#### [The problem]
Only the number is wanted: count the lines that contain "ratio".

#### [Data items]
● ● ● ● ●

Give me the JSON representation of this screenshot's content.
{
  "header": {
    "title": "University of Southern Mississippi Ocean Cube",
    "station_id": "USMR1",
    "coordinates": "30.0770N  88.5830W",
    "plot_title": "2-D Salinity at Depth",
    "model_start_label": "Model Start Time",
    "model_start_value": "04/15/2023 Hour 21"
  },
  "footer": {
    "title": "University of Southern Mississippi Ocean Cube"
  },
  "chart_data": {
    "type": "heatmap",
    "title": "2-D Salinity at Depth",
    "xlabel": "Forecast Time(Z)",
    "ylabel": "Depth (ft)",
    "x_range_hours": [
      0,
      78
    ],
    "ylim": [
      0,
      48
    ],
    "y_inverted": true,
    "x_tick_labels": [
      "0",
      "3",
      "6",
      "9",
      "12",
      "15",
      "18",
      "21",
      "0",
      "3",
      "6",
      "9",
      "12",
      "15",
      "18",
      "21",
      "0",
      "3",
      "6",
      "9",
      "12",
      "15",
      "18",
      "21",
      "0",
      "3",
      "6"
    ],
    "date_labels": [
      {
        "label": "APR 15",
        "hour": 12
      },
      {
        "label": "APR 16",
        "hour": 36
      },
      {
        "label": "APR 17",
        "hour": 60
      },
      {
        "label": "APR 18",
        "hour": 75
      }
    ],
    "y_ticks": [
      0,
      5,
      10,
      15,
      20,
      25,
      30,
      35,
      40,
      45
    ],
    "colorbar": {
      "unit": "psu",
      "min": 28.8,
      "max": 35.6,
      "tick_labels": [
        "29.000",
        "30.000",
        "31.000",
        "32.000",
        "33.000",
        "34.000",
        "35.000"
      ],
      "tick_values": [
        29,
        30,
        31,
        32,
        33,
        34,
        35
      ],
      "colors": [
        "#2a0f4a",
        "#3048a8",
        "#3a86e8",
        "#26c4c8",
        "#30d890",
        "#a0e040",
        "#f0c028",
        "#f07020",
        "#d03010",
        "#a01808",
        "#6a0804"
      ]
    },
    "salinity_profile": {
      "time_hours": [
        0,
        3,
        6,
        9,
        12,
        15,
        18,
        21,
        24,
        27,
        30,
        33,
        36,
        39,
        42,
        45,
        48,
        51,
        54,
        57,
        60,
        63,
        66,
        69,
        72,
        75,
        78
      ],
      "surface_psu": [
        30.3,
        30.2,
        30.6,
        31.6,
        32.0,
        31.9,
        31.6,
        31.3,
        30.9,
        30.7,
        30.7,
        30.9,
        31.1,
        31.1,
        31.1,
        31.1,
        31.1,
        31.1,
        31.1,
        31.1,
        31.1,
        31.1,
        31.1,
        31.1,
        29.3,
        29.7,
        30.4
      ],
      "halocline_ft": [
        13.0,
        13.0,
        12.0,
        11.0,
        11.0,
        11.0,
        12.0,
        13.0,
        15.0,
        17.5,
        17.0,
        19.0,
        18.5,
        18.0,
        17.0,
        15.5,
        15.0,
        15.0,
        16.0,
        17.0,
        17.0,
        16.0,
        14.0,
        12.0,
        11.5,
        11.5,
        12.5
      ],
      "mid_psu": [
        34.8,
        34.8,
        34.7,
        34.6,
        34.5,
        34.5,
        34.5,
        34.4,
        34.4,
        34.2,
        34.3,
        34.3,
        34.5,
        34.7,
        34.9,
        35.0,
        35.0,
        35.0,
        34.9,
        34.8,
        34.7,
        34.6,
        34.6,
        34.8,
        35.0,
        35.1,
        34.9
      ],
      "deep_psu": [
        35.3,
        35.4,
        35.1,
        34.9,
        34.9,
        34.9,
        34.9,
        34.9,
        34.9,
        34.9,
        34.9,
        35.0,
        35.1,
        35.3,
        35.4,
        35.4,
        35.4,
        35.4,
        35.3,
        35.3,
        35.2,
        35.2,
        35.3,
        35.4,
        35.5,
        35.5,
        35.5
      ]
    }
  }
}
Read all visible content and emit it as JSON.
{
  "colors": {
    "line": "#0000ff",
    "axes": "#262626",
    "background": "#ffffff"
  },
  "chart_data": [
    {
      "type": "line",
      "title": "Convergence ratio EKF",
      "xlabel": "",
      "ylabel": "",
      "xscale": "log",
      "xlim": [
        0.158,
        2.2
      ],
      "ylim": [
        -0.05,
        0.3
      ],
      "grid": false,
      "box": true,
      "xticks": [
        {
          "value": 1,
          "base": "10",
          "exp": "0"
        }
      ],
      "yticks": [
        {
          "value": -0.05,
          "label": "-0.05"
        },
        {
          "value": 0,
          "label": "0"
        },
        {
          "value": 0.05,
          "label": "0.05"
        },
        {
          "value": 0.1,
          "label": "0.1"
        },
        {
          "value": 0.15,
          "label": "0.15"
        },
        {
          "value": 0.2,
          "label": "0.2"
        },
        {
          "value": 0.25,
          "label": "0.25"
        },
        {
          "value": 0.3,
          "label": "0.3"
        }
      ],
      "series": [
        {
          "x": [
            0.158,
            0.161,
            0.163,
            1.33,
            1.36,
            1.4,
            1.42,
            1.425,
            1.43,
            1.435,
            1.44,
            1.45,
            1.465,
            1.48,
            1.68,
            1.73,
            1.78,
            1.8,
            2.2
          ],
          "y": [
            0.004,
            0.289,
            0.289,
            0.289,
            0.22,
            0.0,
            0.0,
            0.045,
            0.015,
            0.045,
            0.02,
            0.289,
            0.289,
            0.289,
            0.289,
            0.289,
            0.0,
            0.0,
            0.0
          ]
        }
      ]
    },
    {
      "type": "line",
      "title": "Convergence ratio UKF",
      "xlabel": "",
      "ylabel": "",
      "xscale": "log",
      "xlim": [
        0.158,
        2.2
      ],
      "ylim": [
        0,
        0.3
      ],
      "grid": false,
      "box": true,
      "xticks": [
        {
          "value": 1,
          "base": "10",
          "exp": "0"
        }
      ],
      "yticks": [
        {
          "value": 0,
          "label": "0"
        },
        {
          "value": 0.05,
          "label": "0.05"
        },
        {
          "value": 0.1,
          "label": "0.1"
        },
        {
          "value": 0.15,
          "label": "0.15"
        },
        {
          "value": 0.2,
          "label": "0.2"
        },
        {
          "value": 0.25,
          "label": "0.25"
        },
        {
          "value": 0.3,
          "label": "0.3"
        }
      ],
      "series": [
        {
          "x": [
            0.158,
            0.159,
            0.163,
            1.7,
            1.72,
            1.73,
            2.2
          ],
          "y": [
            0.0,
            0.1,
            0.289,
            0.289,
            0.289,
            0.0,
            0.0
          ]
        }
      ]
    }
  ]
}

● ● ● ● ●

#### [Exercise response]
2